Recorded data

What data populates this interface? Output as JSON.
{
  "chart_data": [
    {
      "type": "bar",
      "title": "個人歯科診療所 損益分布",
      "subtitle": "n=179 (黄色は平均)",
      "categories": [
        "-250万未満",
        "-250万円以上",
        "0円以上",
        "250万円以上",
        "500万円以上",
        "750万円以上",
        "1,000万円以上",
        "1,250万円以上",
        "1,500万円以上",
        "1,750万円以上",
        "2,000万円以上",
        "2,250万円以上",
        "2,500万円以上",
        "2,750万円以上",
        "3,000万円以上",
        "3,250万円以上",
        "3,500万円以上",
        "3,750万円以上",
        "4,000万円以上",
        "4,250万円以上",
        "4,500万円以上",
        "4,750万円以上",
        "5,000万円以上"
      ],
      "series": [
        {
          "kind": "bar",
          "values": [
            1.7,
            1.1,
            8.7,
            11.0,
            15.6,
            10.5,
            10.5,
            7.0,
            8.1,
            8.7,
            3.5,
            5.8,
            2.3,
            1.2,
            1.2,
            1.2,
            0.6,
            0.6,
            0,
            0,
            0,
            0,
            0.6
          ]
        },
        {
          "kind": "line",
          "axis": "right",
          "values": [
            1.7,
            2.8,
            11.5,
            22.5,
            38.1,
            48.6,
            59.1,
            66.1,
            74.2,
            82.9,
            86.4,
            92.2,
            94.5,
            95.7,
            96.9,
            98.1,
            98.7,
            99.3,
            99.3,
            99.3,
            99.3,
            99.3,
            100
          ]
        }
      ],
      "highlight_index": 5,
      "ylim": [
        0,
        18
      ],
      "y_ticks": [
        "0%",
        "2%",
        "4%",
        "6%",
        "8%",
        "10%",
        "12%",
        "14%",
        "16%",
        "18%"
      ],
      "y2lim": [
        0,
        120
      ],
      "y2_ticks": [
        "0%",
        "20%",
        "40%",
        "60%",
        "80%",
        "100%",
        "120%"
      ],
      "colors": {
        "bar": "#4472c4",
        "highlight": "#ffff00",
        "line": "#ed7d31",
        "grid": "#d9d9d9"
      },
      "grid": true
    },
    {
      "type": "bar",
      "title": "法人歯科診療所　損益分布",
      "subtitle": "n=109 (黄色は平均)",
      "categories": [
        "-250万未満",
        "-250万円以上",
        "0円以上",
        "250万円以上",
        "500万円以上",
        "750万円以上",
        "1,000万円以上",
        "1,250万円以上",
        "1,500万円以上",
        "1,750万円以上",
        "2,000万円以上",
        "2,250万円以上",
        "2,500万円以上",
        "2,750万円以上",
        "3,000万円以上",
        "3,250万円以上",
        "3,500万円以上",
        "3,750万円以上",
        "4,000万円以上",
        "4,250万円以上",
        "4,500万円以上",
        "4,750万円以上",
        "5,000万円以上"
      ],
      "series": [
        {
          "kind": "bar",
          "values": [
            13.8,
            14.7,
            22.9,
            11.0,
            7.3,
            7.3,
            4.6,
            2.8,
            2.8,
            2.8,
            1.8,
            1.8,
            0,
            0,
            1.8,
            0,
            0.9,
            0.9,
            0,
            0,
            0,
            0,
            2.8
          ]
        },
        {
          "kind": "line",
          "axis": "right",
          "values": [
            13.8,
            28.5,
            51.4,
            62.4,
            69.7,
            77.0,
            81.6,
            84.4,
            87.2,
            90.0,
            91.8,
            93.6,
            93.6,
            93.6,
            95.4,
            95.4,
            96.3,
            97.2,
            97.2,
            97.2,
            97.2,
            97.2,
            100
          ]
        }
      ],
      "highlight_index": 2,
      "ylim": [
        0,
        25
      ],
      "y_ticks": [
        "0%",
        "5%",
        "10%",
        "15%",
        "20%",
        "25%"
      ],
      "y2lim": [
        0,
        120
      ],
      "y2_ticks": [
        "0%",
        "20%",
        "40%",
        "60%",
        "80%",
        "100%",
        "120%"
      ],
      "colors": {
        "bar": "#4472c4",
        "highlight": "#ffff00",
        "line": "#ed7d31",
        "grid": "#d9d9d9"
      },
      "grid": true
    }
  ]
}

• Set exercise:
Each line of the material must be restated exactly.

• Exercise response:
What data populates this interface? Output as JSON.
{
  "chart_data": [
    {
      "type": "bar",
      "title": "個人歯科診療所 損益分布",
      "subtitle": "n=179 (黄色は平均)",
      "categories": [
        "-250万未満",
        "-250万円以上",
        "0円以上",
        "250万円以上",
        "500万円以上",
        "750万円以上",
        "1,000万円以上",
        "1,250万円以上",
        "1,500万円以上",
        "1,750万円以上",
        "2,000万円以上",
        "2,250万円以上",
        "2,500万円以上",
        "2,750万円以上",
        "3,000万円以上",
        "3,250万円以上",
        "3,500万円以上",
        "3,750万円以上",
        "4,000万円以上",
        "4,250万円以上",
        "4,500万円以上",
        "4,750万円以上",
        "5,000万円以上"
      ],
      "series": [
        {
          "kind": "bar",
          "values": [
            1.7,
            1.1,
            8.7,
            11.0,
            15.6,
            10.5,
            10.5,
            7.0,
            8.1,
            8.7,
            3.5,
            5.8,
            2.3,
            1.2,
            1.2,
            1.2,
            0.6,
            0.6,
            0,
            0,
            0,
            0,
            0.6
          ]
        },
        {
          "kind": "line",
          "axis": "right",
          "values": [
            1.7,
            2.8,
            11.5,
            22.5,
            38.1,
            48.6,
            59.1,
            66.1,
            74.2,
            82.9,
            86.4,
            92.2,
            94.5,
            95.7,
            96.9,
            98.1,
            98.7,
            99.3,
            99.3,
            99.3,
            99.3,
            99.3,
            100
          ]
        }
      ],
      "highlight_index": 5,
      "ylim": [
        0,
        18
      ],
      "y_ticks": [
        "0%",
        "2%",
        "4%",
        "6%",
        "8%",
        "10%",
        "12%",
        "14%",
        "16%",
        "18%"
      ],
      "y2lim": [
        0,
        120
      ],
      "y2_ticks": [
        "0%",
        "20%",
        "40%",
        "60%",
        "80%",
        "100%",
        "120%"
      ],
      "colors": {
        "bar": "#4472c4",
        "highlight": "#ffff00",
        "line": "#ed7d31",
        "grid": "#d9d9d9"
      },
      "grid": true
    },
    {
      "type": "bar",
      "title": "法人歯科診療所　損益分布",
      "subtitle": "n=109 (黄色は平均)",
      "categories": [
        "-250万未満",
        "-250万円以上",
        "0円以上",
        "250万円以上",
        "500万円以上",
        "750万円以上",
        "1,000万円以上",
        "1,250万円以上",
        "1,500万円以上",
        "1,750万円以上",
        "2,000万円以上",
        "2,250万円以上",
        "2,500万円以上",
        "2,750万円以上",
        "3,000万円以上",
        "3,250万円以上",
        "3,500万円以上",
        "3,750万円以上",
        "4,000万円以上",
        "4,250万円以上",
        "4,500万円以上",
        "4,750万円以上",
        "5,000万円以上"
      ],
      "series": [
        {
          "kind": "bar",
          "values": [
            13.8,
            14.7,
            22.9,
            11.0,
            7.3,
            7.3,
            4.6,
            2.8,
            2.8,
            2.8,
            1.8,
            1.8,
            0,
            0,
            1.8,
            0,
            0.9,
            0.9,
            0,
            0,
            0,
            0,
            2.8
          ]
        },
        {
          "kind": "line",
          "axis": "right",
          "values": [
            13.8,
            28.5,
            51.4,
            62.4,
            69.7,
            77.0,
            81.6,
            84.4,
            87.2,
            90.0,
            91.8,
            93.6,
            93.6,
            93.6,
            95.4,
            95.4,
            96.3,
            97.2,
            97.2,
            97.2,
            97.2,
            97.2,
            100
          ]
        }
      ],
      "highlight_index": 2,
      "ylim": [
        0,
        25
      ],
      "y_ticks": [
        "0%",
        "5%",
        "10%",
        "15%",
        "20%",
        "25%"
      ],
      "y2lim": [
        0,
        120
      ],
      "y2_ticks": [
        "0%",
        "20%",
        "40%",
        "60%",
        "80%",
        "100%",
        "120%"
      ],
      "colors": {
        "bar": "#4472c4",
        "highlight": "#ffff00",
        "line": "#ed7d31",
        "grid": "#d9d9d9"
      },
      "grid": true
    }
  ]
}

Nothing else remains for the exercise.